======== Dataset rows
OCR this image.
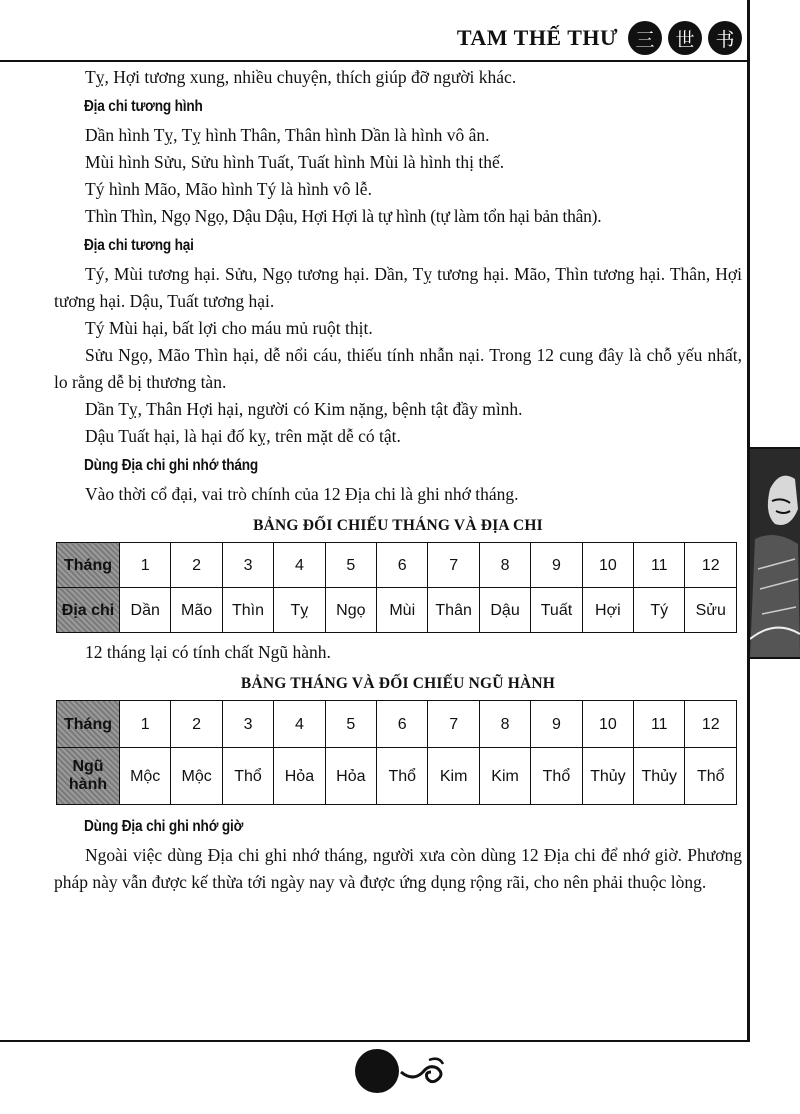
TAM THẾ THƯ 三	世	书

Tỵ, Hợi tương xung, nhiều chuyện, thích giúp đỡ người khác.

Địa chi tương hình

Dần hình Tỵ, Tỵ hình Thân, Thân hình Dần là hình vô ân.

Mùi hình Sửu, Sửu hình Tuất, Tuất hình Mùi là hình thị thế.

Tý hình Mão, Mão hình Tý là hình vô lễ.

Thìn Thìn, Ngọ Ngọ, Dậu Dậu, Hợi Hợi là tự hình (tự làm tổn hại bản thân).

Địa chi tương hại

Tý, Mùi tương hại. Sửu, Ngọ tương hại. Dần, Tỵ tương hại. Mão, Thìn tương hại. Thân, Hợi tương hại. Dậu, Tuất tương hại.

Tý Mùi hại, bất lợi cho máu mủ ruột thịt.

Sửu Ngọ, Mão Thìn hại, dễ nổi cáu, thiếu tính nhẫn nại. Trong 12 cung đây là chỗ yếu nhất, lo rằng dễ bị thương tàn.

Dần Tỵ, Thân Hợi hại, người có Kim nặng, bệnh tật đầy mình.

Dậu Tuất hại, là hại đố kỵ, trên mặt dễ có tật.

Dùng Địa chi ghi nhớ tháng

Vào thời cổ đại, vai trò chính của 12 Địa chi là ghi nhớ tháng.

BẢNG ĐỐI CHIẾU THÁNG VÀ ĐỊA CHI
Tháng	1	2	3	4	5	6	7	8	9	10	11	12
Địa chi	Dần	Mão	Thìn	Tỵ	Ngọ	Mùi	Thân	Dậu	Tuất	Hợi	Tý	Sửu

12 tháng lại có tính chất Ngũ hành.

BẢNG THÁNG VÀ ĐỐI CHIẾU NGŨ HÀNH
Tháng	1	2	3	4	5	6	7	8	9	10	11	12
Ngũ
hành	Mộc	Mộc	Thổ	Hỏa	Hỏa	Thổ	Kim	Kim	Thổ	Thủy	Thủy	Thổ
Dùng Địa chi ghi nhớ giờ

Ngoài việc dùng Địa chi ghi nhớ tháng, người xưa còn dùng 12 Địa chi để nhớ giờ. Phương pháp này vẫn được kế thừa tới ngày nay và được ứng dụng rộng rãi, cho nên phải thuộc lòng.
================
Short problem: Omitting all images, retype each line of the records precisely.

Exercise output:
OCR this image.
TAM THẾ THƯ 三	世	书

Tỵ, Hợi tương xung, nhiều chuyện, thích giúp đỡ người khác.

Địa chi tương hình

Dần hình Tỵ, Tỵ hình Thân, Thân hình Dần là hình vô ân.

Mùi hình Sửu, Sửu hình Tuất, Tuất hình Mùi là hình thị thế.

Tý hình Mão, Mão hình Tý là hình vô lễ.

Thìn Thìn, Ngọ Ngọ, Dậu Dậu, Hợi Hợi là tự hình (tự làm tổn hại bản thân).

Địa chi tương hại

Tý, Mùi tương hại. Sửu, Ngọ tương hại. Dần, Tỵ tương hại. Mão, Thìn tương hại. Thân, Hợi tương hại. Dậu, Tuất tương hại.

Tý Mùi hại, bất lợi cho máu mủ ruột thịt.

Sửu Ngọ, Mão Thìn hại, dễ nổi cáu, thiếu tính nhẫn nại. Trong 12 cung đây là chỗ yếu nhất, lo rằng dễ bị thương tàn.

Dần Tỵ, Thân Hợi hại, người có Kim nặng, bệnh tật đầy mình.

Dậu Tuất hại, là hại đố kỵ, trên mặt dễ có tật.

Dùng Địa chi ghi nhớ tháng

Vào thời cổ đại, vai trò chính của 12 Địa chi là ghi nhớ tháng.

BẢNG ĐỐI CHIẾU THÁNG VÀ ĐỊA CHI
Tháng	1	2	3	4	5	6	7	8	9	10	11	12
Địa chi	Dần	Mão	Thìn	Tỵ	Ngọ	Mùi	Thân	Dậu	Tuất	Hợi	Tý	Sửu

12 tháng lại có tính chất Ngũ hành.

BẢNG THÁNG VÀ ĐỐI CHIẾU NGŨ HÀNH
Tháng	1	2	3	4	5	6	7	8	9	10	11	12
Ngũ
hành	Mộc	Mộc	Thổ	Hỏa	Hỏa	Thổ	Kim	Kim	Thổ	Thủy	Thủy	Thổ
Dùng Địa chi ghi nhớ giờ

Ngoài việc dùng Địa chi ghi nhớ tháng, người xưa còn dùng 12 Địa chi để nhớ giờ. Phương pháp này vẫn được kế thừa tới ngày nay và được ứng dụng rộng rãi, cho nên phải thuộc lòng.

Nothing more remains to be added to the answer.